Text shown.
[BEGIN]
We also really want to remove sysfs irrespective of whether or not
the chip will be removed as a result of pwmchip_remove(). We can only
assume that the driver will be gone after that, so we shouldn't leave
any dangling sysfs files around.
This warning disappears if we move pwmchip_sysfs_unexport() to
the top of pwmchip_remove(), pwmchip_sysfs_unexport_children().
That way it is also outside of the pwm_lock section, which indeed
doesn't seem to be needed.
Moving the pwmchip_sysfs_export() call outside of that section also
seems fine and it'd be perfectly symmetric with pwmchip_remove() again.
So, this patch fixes them.
Signed-off-by: Phong Hoang <phong.hoang.wz@renesas.com>
[shimoda: revise the commit log and code]
Fixes: 76abbdde2d95 ("pwm: Add sysfs interface")
[END]
Directives.
1. List every function name followed by parentheses that appears in the commit message, counting each one once.
2. Update the rows, beginning at the start of the listings and stopping after the line that has "contour-cell bbox=[239, 348, 243, 352]", so that "contour-cell" becomes "contour-region" and nothing else changes.

Element-and-box listings
[BEGIN]
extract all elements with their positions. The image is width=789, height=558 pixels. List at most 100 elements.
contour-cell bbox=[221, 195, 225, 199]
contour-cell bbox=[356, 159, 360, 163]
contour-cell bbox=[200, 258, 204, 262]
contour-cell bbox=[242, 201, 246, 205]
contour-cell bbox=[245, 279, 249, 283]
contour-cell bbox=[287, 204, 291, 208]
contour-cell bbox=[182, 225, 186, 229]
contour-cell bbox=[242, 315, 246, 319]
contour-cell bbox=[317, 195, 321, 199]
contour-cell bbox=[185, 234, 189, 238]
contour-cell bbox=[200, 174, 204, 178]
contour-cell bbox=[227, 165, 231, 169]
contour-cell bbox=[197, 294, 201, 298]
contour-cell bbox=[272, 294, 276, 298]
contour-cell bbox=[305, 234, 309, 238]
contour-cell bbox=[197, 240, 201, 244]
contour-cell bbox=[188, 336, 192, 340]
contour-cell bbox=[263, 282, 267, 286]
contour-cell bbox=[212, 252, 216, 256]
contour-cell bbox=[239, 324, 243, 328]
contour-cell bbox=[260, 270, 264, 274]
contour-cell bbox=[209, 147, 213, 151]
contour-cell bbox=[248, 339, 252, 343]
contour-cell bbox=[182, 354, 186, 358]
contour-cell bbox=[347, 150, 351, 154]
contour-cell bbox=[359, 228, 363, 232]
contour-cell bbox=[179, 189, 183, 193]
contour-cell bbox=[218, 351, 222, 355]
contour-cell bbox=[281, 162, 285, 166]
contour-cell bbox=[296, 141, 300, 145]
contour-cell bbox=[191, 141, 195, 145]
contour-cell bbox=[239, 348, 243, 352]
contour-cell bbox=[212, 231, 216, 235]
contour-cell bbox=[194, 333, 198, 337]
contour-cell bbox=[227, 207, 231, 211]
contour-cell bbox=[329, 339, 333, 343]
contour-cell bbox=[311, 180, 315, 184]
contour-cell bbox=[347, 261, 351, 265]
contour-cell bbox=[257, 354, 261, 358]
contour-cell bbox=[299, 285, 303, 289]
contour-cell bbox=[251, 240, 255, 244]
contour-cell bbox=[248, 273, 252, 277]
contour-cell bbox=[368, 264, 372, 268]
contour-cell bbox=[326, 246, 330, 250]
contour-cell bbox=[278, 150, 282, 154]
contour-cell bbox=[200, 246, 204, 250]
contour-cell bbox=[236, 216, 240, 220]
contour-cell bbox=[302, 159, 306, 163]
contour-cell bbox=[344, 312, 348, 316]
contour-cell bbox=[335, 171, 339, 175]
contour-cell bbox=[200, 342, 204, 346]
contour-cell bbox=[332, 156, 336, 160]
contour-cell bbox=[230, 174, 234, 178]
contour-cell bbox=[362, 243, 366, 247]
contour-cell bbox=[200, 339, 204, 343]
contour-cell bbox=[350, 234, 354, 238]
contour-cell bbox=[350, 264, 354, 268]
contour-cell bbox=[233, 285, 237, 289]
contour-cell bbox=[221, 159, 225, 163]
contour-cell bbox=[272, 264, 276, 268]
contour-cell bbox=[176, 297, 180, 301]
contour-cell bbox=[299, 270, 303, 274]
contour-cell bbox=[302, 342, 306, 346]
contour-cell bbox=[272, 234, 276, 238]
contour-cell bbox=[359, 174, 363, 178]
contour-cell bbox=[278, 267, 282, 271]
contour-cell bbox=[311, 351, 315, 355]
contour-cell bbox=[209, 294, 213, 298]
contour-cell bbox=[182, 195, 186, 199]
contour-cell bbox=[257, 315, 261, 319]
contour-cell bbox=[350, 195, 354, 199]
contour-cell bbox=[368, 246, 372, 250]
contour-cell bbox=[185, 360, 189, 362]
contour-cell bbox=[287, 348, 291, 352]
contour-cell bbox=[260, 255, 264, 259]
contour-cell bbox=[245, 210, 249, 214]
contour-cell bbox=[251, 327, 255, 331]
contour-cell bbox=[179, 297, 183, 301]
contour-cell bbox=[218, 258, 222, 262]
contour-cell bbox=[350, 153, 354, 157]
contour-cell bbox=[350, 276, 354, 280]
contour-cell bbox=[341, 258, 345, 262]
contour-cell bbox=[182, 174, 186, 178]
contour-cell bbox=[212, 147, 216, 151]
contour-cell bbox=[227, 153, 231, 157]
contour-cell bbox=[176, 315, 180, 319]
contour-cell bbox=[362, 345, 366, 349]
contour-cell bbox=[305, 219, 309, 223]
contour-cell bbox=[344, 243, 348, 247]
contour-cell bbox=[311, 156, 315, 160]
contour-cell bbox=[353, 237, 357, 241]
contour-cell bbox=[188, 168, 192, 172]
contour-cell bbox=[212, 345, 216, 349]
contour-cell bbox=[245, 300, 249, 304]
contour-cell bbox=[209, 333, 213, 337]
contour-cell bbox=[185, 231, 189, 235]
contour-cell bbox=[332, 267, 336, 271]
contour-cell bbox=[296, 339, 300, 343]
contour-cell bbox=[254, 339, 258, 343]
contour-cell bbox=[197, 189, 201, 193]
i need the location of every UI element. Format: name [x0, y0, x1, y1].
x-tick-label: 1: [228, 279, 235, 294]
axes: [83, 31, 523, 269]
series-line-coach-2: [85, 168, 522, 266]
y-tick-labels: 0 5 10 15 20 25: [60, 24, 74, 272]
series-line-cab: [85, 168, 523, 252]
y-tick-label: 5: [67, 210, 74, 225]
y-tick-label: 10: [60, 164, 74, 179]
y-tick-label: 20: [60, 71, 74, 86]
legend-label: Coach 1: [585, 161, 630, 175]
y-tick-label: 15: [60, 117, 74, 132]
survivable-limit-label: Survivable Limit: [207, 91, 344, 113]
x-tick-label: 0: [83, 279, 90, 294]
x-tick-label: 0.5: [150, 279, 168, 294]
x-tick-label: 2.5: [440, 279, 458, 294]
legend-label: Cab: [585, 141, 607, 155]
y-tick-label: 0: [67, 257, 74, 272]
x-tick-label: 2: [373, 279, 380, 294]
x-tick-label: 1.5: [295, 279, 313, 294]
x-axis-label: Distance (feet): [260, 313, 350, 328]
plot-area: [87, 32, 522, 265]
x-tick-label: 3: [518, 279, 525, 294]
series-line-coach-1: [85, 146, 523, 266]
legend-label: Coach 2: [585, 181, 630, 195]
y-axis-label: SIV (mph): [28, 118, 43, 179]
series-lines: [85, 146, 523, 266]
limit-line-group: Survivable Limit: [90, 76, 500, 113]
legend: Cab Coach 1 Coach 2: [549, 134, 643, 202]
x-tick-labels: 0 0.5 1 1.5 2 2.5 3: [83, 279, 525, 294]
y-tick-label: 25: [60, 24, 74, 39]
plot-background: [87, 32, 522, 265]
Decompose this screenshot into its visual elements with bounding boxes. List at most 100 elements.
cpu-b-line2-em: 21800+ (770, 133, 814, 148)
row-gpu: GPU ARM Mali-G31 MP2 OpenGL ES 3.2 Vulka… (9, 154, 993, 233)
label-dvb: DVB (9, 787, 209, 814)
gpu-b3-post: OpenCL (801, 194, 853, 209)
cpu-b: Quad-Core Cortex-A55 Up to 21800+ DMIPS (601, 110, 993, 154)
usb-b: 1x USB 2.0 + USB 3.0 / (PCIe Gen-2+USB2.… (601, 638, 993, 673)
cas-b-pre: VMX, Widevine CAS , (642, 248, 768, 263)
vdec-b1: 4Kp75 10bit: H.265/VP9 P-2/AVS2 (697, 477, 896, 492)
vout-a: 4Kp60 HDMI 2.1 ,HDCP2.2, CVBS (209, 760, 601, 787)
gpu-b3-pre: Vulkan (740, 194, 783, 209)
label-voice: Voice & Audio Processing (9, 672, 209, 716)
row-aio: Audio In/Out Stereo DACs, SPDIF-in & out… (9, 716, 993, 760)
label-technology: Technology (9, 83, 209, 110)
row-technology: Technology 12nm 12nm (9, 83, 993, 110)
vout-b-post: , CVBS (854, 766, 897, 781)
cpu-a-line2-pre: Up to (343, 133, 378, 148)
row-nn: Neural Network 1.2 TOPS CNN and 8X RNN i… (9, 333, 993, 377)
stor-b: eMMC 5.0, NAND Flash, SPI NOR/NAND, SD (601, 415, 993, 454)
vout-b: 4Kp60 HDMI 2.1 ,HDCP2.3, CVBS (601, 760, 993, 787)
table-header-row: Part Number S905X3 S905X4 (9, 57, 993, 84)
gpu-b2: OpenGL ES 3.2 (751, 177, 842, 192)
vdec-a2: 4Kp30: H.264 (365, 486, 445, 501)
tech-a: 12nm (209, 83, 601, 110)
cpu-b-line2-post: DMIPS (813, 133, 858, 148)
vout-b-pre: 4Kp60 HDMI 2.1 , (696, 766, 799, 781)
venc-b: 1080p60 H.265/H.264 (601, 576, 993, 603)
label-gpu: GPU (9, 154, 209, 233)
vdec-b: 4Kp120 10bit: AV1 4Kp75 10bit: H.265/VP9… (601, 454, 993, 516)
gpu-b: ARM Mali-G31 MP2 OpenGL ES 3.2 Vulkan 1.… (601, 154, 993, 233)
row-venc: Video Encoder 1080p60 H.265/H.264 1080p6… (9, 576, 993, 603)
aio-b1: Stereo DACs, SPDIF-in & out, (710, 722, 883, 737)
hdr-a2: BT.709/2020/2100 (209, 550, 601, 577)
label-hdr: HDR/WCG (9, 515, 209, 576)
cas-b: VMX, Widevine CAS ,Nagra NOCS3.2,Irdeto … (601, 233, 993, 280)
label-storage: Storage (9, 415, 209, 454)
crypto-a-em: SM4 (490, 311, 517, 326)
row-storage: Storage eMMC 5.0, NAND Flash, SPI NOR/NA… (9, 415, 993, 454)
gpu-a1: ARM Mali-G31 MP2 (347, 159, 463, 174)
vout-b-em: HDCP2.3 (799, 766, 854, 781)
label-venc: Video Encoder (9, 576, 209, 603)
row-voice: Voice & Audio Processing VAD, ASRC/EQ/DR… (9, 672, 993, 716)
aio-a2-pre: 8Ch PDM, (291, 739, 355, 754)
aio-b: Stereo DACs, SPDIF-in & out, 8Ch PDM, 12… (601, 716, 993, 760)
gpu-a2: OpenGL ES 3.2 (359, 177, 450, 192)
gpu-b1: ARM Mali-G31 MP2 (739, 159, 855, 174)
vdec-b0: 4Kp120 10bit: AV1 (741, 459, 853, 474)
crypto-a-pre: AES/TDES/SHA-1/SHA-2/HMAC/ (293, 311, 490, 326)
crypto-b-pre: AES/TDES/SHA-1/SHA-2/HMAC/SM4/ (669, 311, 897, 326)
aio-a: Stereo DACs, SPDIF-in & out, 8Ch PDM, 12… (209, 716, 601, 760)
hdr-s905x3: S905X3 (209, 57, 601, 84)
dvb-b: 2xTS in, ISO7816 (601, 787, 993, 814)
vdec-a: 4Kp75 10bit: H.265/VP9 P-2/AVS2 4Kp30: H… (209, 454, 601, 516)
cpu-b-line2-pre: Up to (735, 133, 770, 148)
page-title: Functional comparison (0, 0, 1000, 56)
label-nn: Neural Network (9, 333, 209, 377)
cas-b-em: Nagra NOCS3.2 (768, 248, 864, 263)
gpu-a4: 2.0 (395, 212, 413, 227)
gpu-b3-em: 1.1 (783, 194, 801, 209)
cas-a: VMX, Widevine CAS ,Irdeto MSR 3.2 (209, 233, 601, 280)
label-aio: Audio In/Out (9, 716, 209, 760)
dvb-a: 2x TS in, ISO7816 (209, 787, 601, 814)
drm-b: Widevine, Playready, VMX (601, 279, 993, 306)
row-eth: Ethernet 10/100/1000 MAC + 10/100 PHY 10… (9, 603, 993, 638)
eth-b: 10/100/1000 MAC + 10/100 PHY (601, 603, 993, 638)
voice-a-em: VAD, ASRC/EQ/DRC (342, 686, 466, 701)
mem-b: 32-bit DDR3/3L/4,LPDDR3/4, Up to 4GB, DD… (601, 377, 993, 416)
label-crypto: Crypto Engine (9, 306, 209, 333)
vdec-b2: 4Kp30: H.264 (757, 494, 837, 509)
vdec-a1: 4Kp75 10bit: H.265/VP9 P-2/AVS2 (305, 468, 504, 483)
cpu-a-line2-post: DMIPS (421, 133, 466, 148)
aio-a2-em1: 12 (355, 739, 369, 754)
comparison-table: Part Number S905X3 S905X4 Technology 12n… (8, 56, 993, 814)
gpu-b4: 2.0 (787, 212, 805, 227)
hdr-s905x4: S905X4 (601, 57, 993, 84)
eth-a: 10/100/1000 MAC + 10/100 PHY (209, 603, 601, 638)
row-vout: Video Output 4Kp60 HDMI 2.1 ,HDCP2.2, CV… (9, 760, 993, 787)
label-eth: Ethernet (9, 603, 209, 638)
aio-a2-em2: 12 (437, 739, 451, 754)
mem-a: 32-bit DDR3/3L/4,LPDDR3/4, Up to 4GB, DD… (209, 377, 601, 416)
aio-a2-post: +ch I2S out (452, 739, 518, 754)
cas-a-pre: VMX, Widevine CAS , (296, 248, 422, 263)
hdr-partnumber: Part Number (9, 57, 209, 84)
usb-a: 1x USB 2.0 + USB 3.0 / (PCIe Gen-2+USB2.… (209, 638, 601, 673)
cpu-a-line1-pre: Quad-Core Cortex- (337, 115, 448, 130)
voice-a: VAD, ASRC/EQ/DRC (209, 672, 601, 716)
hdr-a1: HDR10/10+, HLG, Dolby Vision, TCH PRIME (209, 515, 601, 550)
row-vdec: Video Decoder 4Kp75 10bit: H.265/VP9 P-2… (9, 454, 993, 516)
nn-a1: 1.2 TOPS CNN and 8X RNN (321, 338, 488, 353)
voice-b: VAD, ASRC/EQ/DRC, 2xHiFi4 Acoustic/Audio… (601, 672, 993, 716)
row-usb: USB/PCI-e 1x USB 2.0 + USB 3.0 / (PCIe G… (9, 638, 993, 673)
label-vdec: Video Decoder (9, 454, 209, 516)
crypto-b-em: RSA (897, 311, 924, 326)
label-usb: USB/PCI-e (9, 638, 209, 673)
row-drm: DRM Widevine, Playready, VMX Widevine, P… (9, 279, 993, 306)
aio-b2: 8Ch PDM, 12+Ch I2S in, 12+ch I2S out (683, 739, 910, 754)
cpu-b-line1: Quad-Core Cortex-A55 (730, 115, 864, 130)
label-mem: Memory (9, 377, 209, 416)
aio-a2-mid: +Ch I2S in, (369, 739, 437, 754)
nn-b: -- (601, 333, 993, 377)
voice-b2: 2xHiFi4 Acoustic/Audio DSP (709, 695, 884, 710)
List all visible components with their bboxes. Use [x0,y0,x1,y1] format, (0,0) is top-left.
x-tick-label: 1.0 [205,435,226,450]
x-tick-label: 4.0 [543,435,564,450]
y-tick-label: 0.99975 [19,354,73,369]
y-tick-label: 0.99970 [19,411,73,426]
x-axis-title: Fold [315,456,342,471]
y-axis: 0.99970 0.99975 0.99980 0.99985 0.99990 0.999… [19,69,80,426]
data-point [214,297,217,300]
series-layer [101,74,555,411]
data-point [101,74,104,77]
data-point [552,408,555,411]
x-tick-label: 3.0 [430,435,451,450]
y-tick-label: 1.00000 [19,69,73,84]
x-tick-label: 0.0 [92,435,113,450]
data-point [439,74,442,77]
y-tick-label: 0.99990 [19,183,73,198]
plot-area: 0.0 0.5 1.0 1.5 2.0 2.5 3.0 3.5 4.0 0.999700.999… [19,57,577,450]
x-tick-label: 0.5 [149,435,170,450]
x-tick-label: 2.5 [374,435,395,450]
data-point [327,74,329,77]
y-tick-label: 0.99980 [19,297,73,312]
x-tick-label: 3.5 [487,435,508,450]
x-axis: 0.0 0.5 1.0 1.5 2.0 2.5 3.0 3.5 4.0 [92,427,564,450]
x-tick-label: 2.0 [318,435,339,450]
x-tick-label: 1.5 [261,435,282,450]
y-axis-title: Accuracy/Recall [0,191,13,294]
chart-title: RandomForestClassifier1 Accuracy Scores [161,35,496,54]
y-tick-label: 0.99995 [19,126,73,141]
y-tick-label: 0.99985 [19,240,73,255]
[END]
Solutions to each task.
1.
pwmchip_remove()
pwmchip_sysfs_unexport()
pwmchip_sysfs_unexport_children()
pwmchip_sysfs_export()

2.
extract all elements with their positions. The image is width=789, height=558 pixels. List at most 100 elements.
contour-region bbox=[221, 195, 225, 199]
contour-region bbox=[356, 159, 360, 163]
contour-region bbox=[200, 258, 204, 262]
contour-region bbox=[242, 201, 246, 205]
contour-region bbox=[245, 279, 249, 283]
contour-region bbox=[287, 204, 291, 208]
contour-region bbox=[182, 225, 186, 229]
contour-region bbox=[242, 315, 246, 319]
contour-region bbox=[317, 195, 321, 199]
contour-region bbox=[185, 234, 189, 238]
contour-region bbox=[200, 174, 204, 178]
contour-region bbox=[227, 165, 231, 169]
contour-region bbox=[197, 294, 201, 298]
contour-region bbox=[272, 294, 276, 298]
contour-region bbox=[305, 234, 309, 238]
contour-region bbox=[197, 240, 201, 244]
contour-region bbox=[188, 336, 192, 340]
contour-region bbox=[263, 282, 267, 286]
contour-region bbox=[212, 252, 216, 256]
contour-region bbox=[239, 324, 243, 328]
contour-region bbox=[260, 270, 264, 274]
contour-region bbox=[209, 147, 213, 151]
contour-region bbox=[248, 339, 252, 343]
contour-region bbox=[182, 354, 186, 358]
contour-region bbox=[347, 150, 351, 154]
contour-region bbox=[359, 228, 363, 232]
contour-region bbox=[179, 189, 183, 193]
contour-region bbox=[218, 351, 222, 355]
contour-region bbox=[281, 162, 285, 166]
contour-region bbox=[296, 141, 300, 145]
contour-region bbox=[191, 141, 195, 145]
contour-region bbox=[239, 348, 243, 352]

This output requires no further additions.